» **Records for the task**:
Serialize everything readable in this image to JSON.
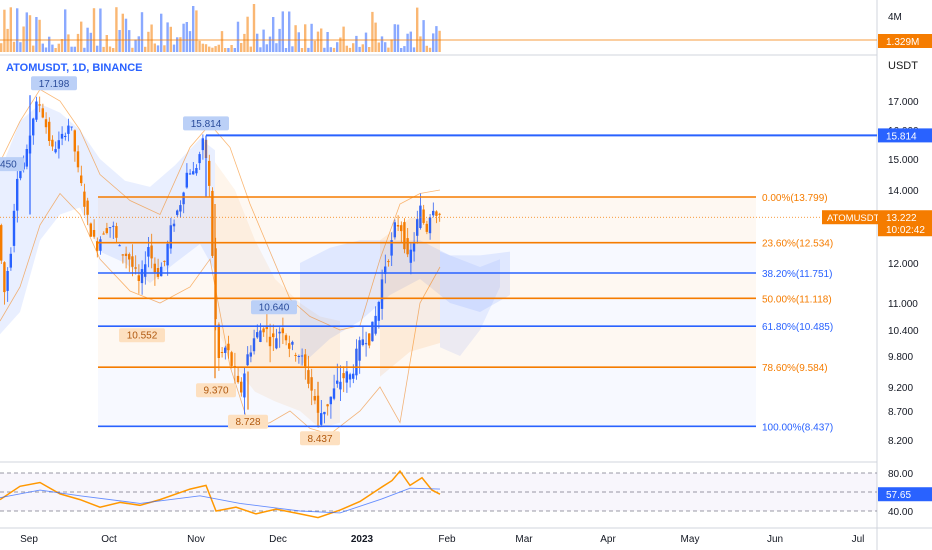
{
  "header": {
    "symbol_title": "ATOMUSDT, 1D, BINANCE",
    "unit": "USDT"
  },
  "volume_panel": {
    "axis_label": "4M",
    "current_badge": "1.329M"
  },
  "price_axis": {
    "ticks": [
      "17.000",
      "16.000",
      "15.000",
      "14.000",
      "13.000",
      "12.000",
      "11.000",
      "10.400",
      "9.800",
      "9.200",
      "8.700",
      "8.200"
    ]
  },
  "current_price": {
    "symbol": "ATOMUSDT",
    "price": "13.222",
    "countdown": "10:02:42"
  },
  "level_badge": "15.814",
  "fib_levels": [
    {
      "label": "0.00%(13.799)",
      "color": "#f57c00"
    },
    {
      "label": "23.60%(12.534)",
      "color": "#f57c00"
    },
    {
      "label": "38.20%(11.751)",
      "color": "#2962ff"
    },
    {
      "label": "50.00%(11.118)",
      "color": "#f57c00"
    },
    {
      "label": "61.80%(10.485)",
      "color": "#2962ff"
    },
    {
      "label": "78.60%(9.584)",
      "color": "#f57c00"
    },
    {
      "label": "100.00%(8.437)",
      "color": "#2962ff"
    }
  ],
  "price_callouts": [
    {
      "text": "17.198",
      "kind": "high"
    },
    {
      "text": "15.814",
      "kind": "high"
    },
    {
      "text": "10.640",
      "kind": "high"
    },
    {
      "text": ".450",
      "kind": "high"
    },
    {
      "text": "10.552",
      "kind": "low"
    },
    {
      "text": "9.370",
      "kind": "low"
    },
    {
      "text": "8.728",
      "kind": "low"
    },
    {
      "text": "8.437",
      "kind": "low"
    }
  ],
  "rsi_panel": {
    "ticks": [
      "80.00",
      "40.00"
    ],
    "current_badge": "57.65"
  },
  "time_axis": [
    "Sep",
    "Oct",
    "Nov",
    "Dec",
    "2023",
    "Feb",
    "Mar",
    "Apr",
    "May",
    "Jun",
    "Jul"
  ],
  "chart_data": {
    "type": "line",
    "title": "ATOMUSDT, 1D, BINANCE",
    "ylabel": "USDT",
    "ylim": [
      8.0,
      17.5
    ],
    "x": [
      "Sep",
      "Oct",
      "Nov",
      "Dec",
      "2023",
      "Feb"
    ],
    "series": [
      {
        "name": "ATOMUSDT",
        "values": [
          14.45,
          12.5,
          15.81,
          8.73,
          8.44,
          13.22
        ]
      }
    ],
    "annotations": [
      "17.198",
      "15.814",
      "10.640",
      "10.552",
      "9.370",
      "8.728",
      "8.437"
    ],
    "fib_retracement": [
      "0.00%(13.799)",
      "23.60%(12.534)",
      "38.20%(11.751)",
      "50.00%(11.118)",
      "61.80%(10.485)",
      "78.60%(9.584)",
      "100.00%(8.437)"
    ],
    "rsi_last": 57.65,
    "volume_last": "1.329M",
    "grid": false
  }
}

» **What you have to do**:
Restate the records word for word, omitting images.

» **Finished task**:
Serialize everything readable in this image to JSON.
{
  "header": {
    "symbol_title": "ATOMUSDT, 1D, BINANCE",
    "unit": "USDT"
  },
  "volume_panel": {
    "axis_label": "4M",
    "current_badge": "1.329M"
  },
  "price_axis": {
    "ticks": [
      "17.000",
      "16.000",
      "15.000",
      "14.000",
      "13.000",
      "12.000",
      "11.000",
      "10.400",
      "9.800",
      "9.200",
      "8.700",
      "8.200"
    ]
  },
  "current_price": {
    "symbol": "ATOMUSDT",
    "price": "13.222",
    "countdown": "10:02:42"
  },
  "level_badge": "15.814",
  "fib_levels": [
    {
      "label": "0.00%(13.799)",
      "color": "#f57c00"
    },
    {
      "label": "23.60%(12.534)",
      "color": "#f57c00"
    },
    {
      "label": "38.20%(11.751)",
      "color": "#2962ff"
    },
    {
      "label": "50.00%(11.118)",
      "color": "#f57c00"
    },
    {
      "label": "61.80%(10.485)",
      "color": "#2962ff"
    },
    {
      "label": "78.60%(9.584)",
      "color": "#f57c00"
    },
    {
      "label": "100.00%(8.437)",
      "color": "#2962ff"
    }
  ],
  "price_callouts": [
    {
      "text": "17.198",
      "kind": "high"
    },
    {
      "text": "15.814",
      "kind": "high"
    },
    {
      "text": "10.640",
      "kind": "high"
    },
    {
      "text": ".450",
      "kind": "high"
    },
    {
      "text": "10.552",
      "kind": "low"
    },
    {
      "text": "9.370",
      "kind": "low"
    },
    {
      "text": "8.728",
      "kind": "low"
    },
    {
      "text": "8.437",
      "kind": "low"
    }
  ],
  "rsi_panel": {
    "ticks": [
      "80.00",
      "40.00"
    ],
    "current_badge": "57.65"
  },
  "time_axis": [
    "Sep",
    "Oct",
    "Nov",
    "Dec",
    "2023",
    "Feb",
    "Mar",
    "Apr",
    "May",
    "Jun",
    "Jul"
  ],
  "chart_data": {
    "type": "line",
    "title": "ATOMUSDT, 1D, BINANCE",
    "ylabel": "USDT",
    "ylim": [
      8.0,
      17.5
    ],
    "x": [
      "Sep",
      "Oct",
      "Nov",
      "Dec",
      "2023",
      "Feb"
    ],
    "series": [
      {
        "name": "ATOMUSDT",
        "values": [
          14.45,
          12.5,
          15.81,
          8.73,
          8.44,
          13.22
        ]
      }
    ],
    "annotations": [
      "17.198",
      "15.814",
      "10.640",
      "10.552",
      "9.370",
      "8.728",
      "8.437"
    ],
    "fib_retracement": [
      "0.00%(13.799)",
      "23.60%(12.534)",
      "38.20%(11.751)",
      "50.00%(11.118)",
      "61.80%(10.485)",
      "78.60%(9.584)",
      "100.00%(8.437)"
    ],
    "rsi_last": 57.65,
    "volume_last": "1.329M",
    "grid": false
  }
}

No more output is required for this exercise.